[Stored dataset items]
** start **

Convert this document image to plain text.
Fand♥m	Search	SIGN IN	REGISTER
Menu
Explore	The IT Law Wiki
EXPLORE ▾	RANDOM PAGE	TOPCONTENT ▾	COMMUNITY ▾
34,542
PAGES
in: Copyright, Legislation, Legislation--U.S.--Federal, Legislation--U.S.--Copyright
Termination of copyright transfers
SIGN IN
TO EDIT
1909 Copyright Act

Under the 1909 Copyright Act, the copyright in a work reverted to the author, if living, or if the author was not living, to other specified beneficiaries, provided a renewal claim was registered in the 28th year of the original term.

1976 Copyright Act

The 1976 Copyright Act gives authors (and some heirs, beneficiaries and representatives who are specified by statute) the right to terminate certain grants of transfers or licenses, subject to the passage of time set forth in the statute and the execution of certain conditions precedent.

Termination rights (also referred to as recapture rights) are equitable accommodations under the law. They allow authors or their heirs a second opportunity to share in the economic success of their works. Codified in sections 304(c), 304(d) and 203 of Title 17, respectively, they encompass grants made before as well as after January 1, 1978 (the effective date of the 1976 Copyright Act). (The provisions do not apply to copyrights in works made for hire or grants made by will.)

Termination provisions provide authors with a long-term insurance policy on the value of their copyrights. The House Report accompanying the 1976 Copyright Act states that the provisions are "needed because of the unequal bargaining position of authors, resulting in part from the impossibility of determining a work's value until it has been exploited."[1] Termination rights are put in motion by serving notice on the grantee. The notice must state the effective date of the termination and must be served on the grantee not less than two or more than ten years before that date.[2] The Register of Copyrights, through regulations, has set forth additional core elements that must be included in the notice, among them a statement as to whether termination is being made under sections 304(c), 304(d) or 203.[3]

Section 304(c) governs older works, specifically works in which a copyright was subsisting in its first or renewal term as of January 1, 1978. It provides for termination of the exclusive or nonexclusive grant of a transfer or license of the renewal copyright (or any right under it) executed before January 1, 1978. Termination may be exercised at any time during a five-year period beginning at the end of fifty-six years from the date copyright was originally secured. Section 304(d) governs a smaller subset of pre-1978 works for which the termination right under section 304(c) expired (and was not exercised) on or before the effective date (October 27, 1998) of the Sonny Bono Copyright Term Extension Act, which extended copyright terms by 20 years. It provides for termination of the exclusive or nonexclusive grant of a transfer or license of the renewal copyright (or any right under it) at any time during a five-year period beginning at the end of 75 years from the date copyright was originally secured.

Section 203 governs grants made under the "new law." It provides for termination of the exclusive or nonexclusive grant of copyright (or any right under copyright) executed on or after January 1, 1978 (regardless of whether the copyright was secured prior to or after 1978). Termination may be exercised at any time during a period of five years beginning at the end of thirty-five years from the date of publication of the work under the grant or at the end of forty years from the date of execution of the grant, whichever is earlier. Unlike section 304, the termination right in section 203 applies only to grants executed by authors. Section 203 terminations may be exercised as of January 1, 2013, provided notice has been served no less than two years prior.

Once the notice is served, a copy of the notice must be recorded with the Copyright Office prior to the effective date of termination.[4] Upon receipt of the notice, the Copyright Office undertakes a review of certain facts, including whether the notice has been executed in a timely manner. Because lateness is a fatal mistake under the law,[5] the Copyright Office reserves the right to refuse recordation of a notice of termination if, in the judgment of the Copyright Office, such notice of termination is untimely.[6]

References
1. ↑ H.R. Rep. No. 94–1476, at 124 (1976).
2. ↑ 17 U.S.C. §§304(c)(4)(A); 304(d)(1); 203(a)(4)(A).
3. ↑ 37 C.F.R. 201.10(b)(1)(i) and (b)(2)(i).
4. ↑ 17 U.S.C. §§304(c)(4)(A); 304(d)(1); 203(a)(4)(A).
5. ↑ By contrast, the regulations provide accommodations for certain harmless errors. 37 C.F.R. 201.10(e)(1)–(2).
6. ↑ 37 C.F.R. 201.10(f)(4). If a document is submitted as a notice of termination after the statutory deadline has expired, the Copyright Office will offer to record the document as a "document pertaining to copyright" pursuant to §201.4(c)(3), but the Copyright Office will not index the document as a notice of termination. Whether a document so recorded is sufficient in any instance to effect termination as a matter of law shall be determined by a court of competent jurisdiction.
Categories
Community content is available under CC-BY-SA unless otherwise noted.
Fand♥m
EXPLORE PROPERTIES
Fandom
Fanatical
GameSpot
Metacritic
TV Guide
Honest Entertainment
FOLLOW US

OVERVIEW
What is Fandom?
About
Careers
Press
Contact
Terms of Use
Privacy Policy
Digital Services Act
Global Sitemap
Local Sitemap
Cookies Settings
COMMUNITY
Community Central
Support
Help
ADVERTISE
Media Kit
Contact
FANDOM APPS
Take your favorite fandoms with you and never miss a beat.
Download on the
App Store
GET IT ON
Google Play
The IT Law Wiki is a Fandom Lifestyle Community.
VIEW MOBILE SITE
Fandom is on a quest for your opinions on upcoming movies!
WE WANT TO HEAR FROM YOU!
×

** end **

*What to do:*
Extract all of the data exactly as written.

*Correct output:*
Convert this document image to plain text.
Fand♥m	Search	SIGN IN	REGISTER
Menu
Explore	The IT Law Wiki
EXPLORE ▾	RANDOM PAGE	TOPCONTENT ▾	COMMUNITY ▾
34,542
PAGES
in: Copyright, Legislation, Legislation--U.S.--Federal, Legislation--U.S.--Copyright
Termination of copyright transfers
SIGN IN
TO EDIT
1909 Copyright Act

Under the 1909 Copyright Act, the copyright in a work reverted to the author, if living, or if the author was not living, to other specified beneficiaries, provided a renewal claim was registered in the 28th year of the original term.

1976 Copyright Act

The 1976 Copyright Act gives authors (and some heirs, beneficiaries and representatives who are specified by statute) the right to terminate certain grants of transfers or licenses, subject to the passage of time set forth in the statute and the execution of certain conditions precedent.

Termination rights (also referred to as recapture rights) are equitable accommodations under the law. They allow authors or their heirs a second opportunity to share in the economic success of their works. Codified in sections 304(c), 304(d) and 203 of Title 17, respectively, they encompass grants made before as well as after January 1, 1978 (the effective date of the 1976 Copyright Act). (The provisions do not apply to copyrights in works made for hire or grants made by will.)

Termination provisions provide authors with a long-term insurance policy on the value of their copyrights. The House Report accompanying the 1976 Copyright Act states that the provisions are "needed because of the unequal bargaining position of authors, resulting in part from the impossibility of determining a work's value until it has been exploited."[1] Termination rights are put in motion by serving notice on the grantee. The notice must state the effective date of the termination and must be served on the grantee not less than two or more than ten years before that date.[2] The Register of Copyrights, through regulations, has set forth additional core elements that must be included in the notice, among them a statement as to whether termination is being made under sections 304(c), 304(d) or 203.[3]

Section 304(c) governs older works, specifically works in which a copyright was subsisting in its first or renewal term as of January 1, 1978. It provides for termination of the exclusive or nonexclusive grant of a transfer or license of the renewal copyright (or any right under it) executed before January 1, 1978. Termination may be exercised at any time during a five-year period beginning at the end of fifty-six years from the date copyright was originally secured. Section 304(d) governs a smaller subset of pre-1978 works for which the termination right under section 304(c) expired (and was not exercised) on or before the effective date (October 27, 1998) of the Sonny Bono Copyright Term Extension Act, which extended copyright terms by 20 years. It provides for termination of the exclusive or nonexclusive grant of a transfer or license of the renewal copyright (or any right under it) at any time during a five-year period beginning at the end of 75 years from the date copyright was originally secured.

Section 203 governs grants made under the "new law." It provides for termination of the exclusive or nonexclusive grant of copyright (or any right under copyright) executed on or after January 1, 1978 (regardless of whether the copyright was secured prior to or after 1978). Termination may be exercised at any time during a period of five years beginning at the end of thirty-five years from the date of publication of the work under the grant or at the end of forty years from the date of execution of the grant, whichever is earlier. Unlike section 304, the termination right in section 203 applies only to grants executed by authors. Section 203 terminations may be exercised as of January 1, 2013, provided notice has been served no less than two years prior.

Once the notice is served, a copy of the notice must be recorded with the Copyright Office prior to the effective date of termination.[4] Upon receipt of the notice, the Copyright Office undertakes a review of certain facts, including whether the notice has been executed in a timely manner. Because lateness is a fatal mistake under the law,[5] the Copyright Office reserves the right to refuse recordation of a notice of termination if, in the judgment of the Copyright Office, such notice of termination is untimely.[6]

References
1. ↑ H.R. Rep. No. 94–1476, at 124 (1976).
2. ↑ 17 U.S.C. §§304(c)(4)(A); 304(d)(1); 203(a)(4)(A).
3. ↑ 37 C.F.R. 201.10(b)(1)(i) and (b)(2)(i).
4. ↑ 17 U.S.C. §§304(c)(4)(A); 304(d)(1); 203(a)(4)(A).
5. ↑ By contrast, the regulations provide accommodations for certain harmless errors. 37 C.F.R. 201.10(e)(1)–(2).
6. ↑ 37 C.F.R. 201.10(f)(4). If a document is submitted as a notice of termination after the statutory deadline has expired, the Copyright Office will offer to record the document as a "document pertaining to copyright" pursuant to §201.4(c)(3), but the Copyright Office will not index the document as a notice of termination. Whether a document so recorded is sufficient in any instance to effect termination as a matter of law shall be determined by a court of competent jurisdiction.
Categories
Community content is available under CC-BY-SA unless otherwise noted.
Fand♥m
EXPLORE PROPERTIES
Fandom
Fanatical
GameSpot
Metacritic
TV Guide
Honest Entertainment
FOLLOW US

OVERVIEW
What is Fandom?
About
Careers
Press
Contact
Terms of Use
Privacy Policy
Digital Services Act
Global Sitemap
Local Sitemap
Cookies Settings
COMMUNITY
Community Central
Support
Help
ADVERTISE
Media Kit
Contact
FANDOM APPS
Take your favorite fandoms with you and never miss a beat.
Download on the
App Store
GET IT ON
Google Play
The IT Law Wiki is a Fandom Lifestyle Community.
VIEW MOBILE SITE
Fandom is on a quest for your opinions on upcoming movies!
WE WANT TO HEAR FROM YOU!
×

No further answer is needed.